Supplied data.

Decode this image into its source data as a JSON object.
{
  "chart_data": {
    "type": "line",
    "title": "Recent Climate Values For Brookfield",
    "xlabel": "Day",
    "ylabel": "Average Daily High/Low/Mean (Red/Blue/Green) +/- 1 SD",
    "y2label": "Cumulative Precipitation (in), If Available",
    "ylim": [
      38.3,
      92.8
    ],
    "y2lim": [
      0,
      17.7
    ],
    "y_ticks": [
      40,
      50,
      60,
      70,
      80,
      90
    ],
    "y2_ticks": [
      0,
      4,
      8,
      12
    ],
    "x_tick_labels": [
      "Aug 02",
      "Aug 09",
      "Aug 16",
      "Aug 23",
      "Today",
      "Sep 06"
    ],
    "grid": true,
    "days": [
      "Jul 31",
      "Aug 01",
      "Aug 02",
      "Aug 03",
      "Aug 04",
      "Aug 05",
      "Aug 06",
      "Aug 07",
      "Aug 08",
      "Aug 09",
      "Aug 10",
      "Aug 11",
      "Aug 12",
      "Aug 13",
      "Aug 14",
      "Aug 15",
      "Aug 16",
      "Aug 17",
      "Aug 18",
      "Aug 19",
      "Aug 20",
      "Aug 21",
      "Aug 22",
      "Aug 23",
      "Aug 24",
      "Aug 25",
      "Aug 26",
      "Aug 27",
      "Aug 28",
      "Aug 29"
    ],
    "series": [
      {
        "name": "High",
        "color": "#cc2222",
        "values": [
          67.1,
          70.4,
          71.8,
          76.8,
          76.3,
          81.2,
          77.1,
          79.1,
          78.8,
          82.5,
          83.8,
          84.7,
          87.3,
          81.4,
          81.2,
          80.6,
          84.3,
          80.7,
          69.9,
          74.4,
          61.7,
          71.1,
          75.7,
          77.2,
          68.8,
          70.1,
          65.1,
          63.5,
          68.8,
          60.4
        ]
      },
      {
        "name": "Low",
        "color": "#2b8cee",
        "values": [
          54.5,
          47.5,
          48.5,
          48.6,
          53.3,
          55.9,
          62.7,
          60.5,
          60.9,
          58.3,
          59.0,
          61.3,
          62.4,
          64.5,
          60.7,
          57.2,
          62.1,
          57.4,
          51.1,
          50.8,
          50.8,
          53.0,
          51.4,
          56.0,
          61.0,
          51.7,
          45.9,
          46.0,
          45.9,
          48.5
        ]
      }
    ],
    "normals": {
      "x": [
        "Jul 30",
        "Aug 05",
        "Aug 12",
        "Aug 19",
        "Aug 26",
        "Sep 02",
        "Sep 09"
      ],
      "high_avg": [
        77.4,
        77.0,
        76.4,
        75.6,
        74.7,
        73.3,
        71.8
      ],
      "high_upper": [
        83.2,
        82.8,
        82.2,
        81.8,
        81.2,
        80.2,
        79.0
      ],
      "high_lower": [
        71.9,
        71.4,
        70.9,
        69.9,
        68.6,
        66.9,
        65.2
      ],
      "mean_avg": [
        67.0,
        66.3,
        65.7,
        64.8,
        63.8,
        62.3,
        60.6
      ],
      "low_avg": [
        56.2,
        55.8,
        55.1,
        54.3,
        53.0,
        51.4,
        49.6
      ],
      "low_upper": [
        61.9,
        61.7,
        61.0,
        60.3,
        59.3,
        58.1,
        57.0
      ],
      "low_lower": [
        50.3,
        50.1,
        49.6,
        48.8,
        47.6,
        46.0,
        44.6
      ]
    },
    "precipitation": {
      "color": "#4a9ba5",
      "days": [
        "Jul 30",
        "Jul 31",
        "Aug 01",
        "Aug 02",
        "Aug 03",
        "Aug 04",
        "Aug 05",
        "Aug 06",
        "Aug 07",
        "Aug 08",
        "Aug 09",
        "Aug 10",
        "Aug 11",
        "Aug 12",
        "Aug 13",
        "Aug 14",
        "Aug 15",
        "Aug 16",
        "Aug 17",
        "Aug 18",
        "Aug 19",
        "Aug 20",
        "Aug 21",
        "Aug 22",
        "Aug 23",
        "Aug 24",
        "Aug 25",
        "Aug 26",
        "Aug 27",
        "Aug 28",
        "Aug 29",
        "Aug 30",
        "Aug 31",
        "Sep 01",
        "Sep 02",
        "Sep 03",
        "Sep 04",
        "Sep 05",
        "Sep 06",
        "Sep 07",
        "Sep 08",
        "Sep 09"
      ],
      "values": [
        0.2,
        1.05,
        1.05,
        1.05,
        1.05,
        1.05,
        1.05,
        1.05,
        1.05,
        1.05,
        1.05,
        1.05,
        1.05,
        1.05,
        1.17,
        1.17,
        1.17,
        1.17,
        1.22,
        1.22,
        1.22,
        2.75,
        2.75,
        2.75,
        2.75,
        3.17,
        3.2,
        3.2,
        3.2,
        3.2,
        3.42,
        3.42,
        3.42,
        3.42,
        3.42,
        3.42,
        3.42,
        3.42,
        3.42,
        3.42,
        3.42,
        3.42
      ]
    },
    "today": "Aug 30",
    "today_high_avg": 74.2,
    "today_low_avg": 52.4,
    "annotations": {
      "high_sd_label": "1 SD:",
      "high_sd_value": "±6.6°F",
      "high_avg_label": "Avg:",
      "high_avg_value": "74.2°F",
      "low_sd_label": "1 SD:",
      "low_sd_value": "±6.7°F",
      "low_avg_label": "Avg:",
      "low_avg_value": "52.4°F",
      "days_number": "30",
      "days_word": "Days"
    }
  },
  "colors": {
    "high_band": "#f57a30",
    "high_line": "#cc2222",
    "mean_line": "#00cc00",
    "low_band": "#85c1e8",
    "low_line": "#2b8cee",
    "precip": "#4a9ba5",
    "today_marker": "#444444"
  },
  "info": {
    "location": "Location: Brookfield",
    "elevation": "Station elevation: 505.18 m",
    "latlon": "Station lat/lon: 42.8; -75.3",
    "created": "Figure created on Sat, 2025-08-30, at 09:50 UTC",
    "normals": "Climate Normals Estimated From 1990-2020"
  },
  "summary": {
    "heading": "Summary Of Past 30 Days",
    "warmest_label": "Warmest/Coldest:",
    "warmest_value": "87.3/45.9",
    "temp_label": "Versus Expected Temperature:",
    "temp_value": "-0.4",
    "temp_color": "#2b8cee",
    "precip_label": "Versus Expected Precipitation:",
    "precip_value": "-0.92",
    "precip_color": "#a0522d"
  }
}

Task statement. Show the lines where the word "Climate" appears in the entries.

Solution to the exercise.
    "title": "Recent Climate Values For Brookfield",
    "normals": "Climate Normals Estimated From 1990-2020"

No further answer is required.